• WHAT THE TASK ASKS: Retype all of the entries word for word.

[Stored data]
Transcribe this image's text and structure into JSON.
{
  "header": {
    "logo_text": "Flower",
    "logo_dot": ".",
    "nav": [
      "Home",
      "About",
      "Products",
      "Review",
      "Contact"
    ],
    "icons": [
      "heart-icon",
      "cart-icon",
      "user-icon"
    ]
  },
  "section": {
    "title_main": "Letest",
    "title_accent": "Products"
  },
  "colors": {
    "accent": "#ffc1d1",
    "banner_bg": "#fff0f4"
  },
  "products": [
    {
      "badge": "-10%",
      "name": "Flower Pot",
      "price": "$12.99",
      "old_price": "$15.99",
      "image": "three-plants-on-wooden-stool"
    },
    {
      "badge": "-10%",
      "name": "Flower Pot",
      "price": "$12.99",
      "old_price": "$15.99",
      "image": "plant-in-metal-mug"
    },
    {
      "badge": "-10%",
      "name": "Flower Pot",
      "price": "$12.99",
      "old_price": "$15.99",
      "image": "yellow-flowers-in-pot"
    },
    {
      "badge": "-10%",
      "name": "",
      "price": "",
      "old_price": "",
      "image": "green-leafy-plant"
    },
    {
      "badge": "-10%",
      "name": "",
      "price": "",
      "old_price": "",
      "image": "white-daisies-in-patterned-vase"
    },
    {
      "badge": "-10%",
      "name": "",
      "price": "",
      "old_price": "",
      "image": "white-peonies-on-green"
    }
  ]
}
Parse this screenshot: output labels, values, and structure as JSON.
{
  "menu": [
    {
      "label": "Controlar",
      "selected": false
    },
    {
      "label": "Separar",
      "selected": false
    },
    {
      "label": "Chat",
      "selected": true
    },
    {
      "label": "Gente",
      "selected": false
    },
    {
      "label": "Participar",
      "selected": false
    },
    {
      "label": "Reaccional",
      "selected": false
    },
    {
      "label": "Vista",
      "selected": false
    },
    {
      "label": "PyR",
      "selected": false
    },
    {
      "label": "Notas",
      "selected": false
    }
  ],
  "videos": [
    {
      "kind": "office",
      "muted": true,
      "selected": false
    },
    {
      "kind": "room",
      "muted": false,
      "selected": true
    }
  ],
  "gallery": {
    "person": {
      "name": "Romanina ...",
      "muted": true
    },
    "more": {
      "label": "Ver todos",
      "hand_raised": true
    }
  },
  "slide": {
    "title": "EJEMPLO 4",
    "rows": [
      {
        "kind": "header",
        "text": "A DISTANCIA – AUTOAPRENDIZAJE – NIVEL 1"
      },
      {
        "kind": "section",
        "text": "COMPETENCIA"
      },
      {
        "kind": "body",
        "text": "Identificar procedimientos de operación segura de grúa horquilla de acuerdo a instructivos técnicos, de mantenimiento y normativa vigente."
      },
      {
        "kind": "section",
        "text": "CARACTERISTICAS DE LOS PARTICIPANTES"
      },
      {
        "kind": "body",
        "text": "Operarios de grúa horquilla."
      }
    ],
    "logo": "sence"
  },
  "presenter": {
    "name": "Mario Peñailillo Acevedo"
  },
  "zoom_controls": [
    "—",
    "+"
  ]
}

• ANSWER FOR THIS EXERCISE:
Transcribe this image's text and structure into JSON.
{
  "header": {
    "logo_text": "Flower",
    "logo_dot": ".",
    "nav": [
      "Home",
      "About",
      "Products",
      "Review",
      "Contact"
    ],
    "icons": [
      "heart-icon",
      "cart-icon",
      "user-icon"
    ]
  },
  "section": {
    "title_main": "Letest",
    "title_accent": "Products"
  },
  "colors": {
    "accent": "#ffc1d1",
    "banner_bg": "#fff0f4"
  },
  "products": [
    {
      "badge": "-10%",
      "name": "Flower Pot",
      "price": "$12.99",
      "old_price": "$15.99",
      "image": "three-plants-on-wooden-stool"
    },
    {
      "badge": "-10%",
      "name": "Flower Pot",
      "price": "$12.99",
      "old_price": "$15.99",
      "image": "plant-in-metal-mug"
    },
    {
      "badge": "-10%",
      "name": "Flower Pot",
      "price": "$12.99",
      "old_price": "$15.99",
      "image": "yellow-flowers-in-pot"
    },
    {
      "badge": "-10%",
      "name": "",
      "price": "",
      "old_price": "",
      "image": "green-leafy-plant"
    },
    {
      "badge": "-10%",
      "name": "",
      "price": "",
      "old_price": "",
      "image": "white-daisies-in-patterned-vase"
    },
    {
      "badge": "-10%",
      "name": "",
      "price": "",
      "old_price": "",
      "image": "white-peonies-on-green"
    }
  ]
}
Parse this screenshot: output labels, values, and structure as JSON.
{
  "menu": [
    {
      "label": "Controlar",
      "selected": false
    },
    {
      "label": "Separar",
      "selected": false
    },
    {
      "label": "Chat",
      "selected": true
    },
    {
      "label": "Gente",
      "selected": false
    },
    {
      "label": "Participar",
      "selected": false
    },
    {
      "label": "Reaccional",
      "selected": false
    },
    {
      "label": "Vista",
      "selected": false
    },
    {
      "label": "PyR",
      "selected": false
    },
    {
      "label": "Notas",
      "selected": false
    }
  ],
  "videos": [
    {
      "kind": "office",
      "muted": true,
      "selected": false
    },
    {
      "kind": "room",
      "muted": false,
      "selected": true
    }
  ],
  "gallery": {
    "person": {
      "name": "Romanina ...",
      "muted": true
    },
    "more": {
      "label": "Ver todos",
      "hand_raised": true
    }
  },
  "slide": {
    "title": "EJEMPLO 4",
    "rows": [
      {
        "kind": "header",
        "text": "A DISTANCIA – AUTOAPRENDIZAJE – NIVEL 1"
      },
      {
        "kind": "section",
        "text": "COMPETENCIA"
      },
      {
        "kind": "body",
        "text": "Identificar procedimientos de operación segura de grúa horquilla de acuerdo a instructivos técnicos, de mantenimiento y normativa vigente."
      },
      {
        "kind": "section",
        "text": "CARACTERISTICAS DE LOS PARTICIPANTES"
      },
      {
        "kind": "body",
        "text": "Operarios de grúa horquilla."
      }
    ],
    "logo": "sence"
  },
  "presenter": {
    "name": "Mario Peñailillo Acevedo"
  },
  "zoom_controls": [
    "—",
    "+"
  ]
}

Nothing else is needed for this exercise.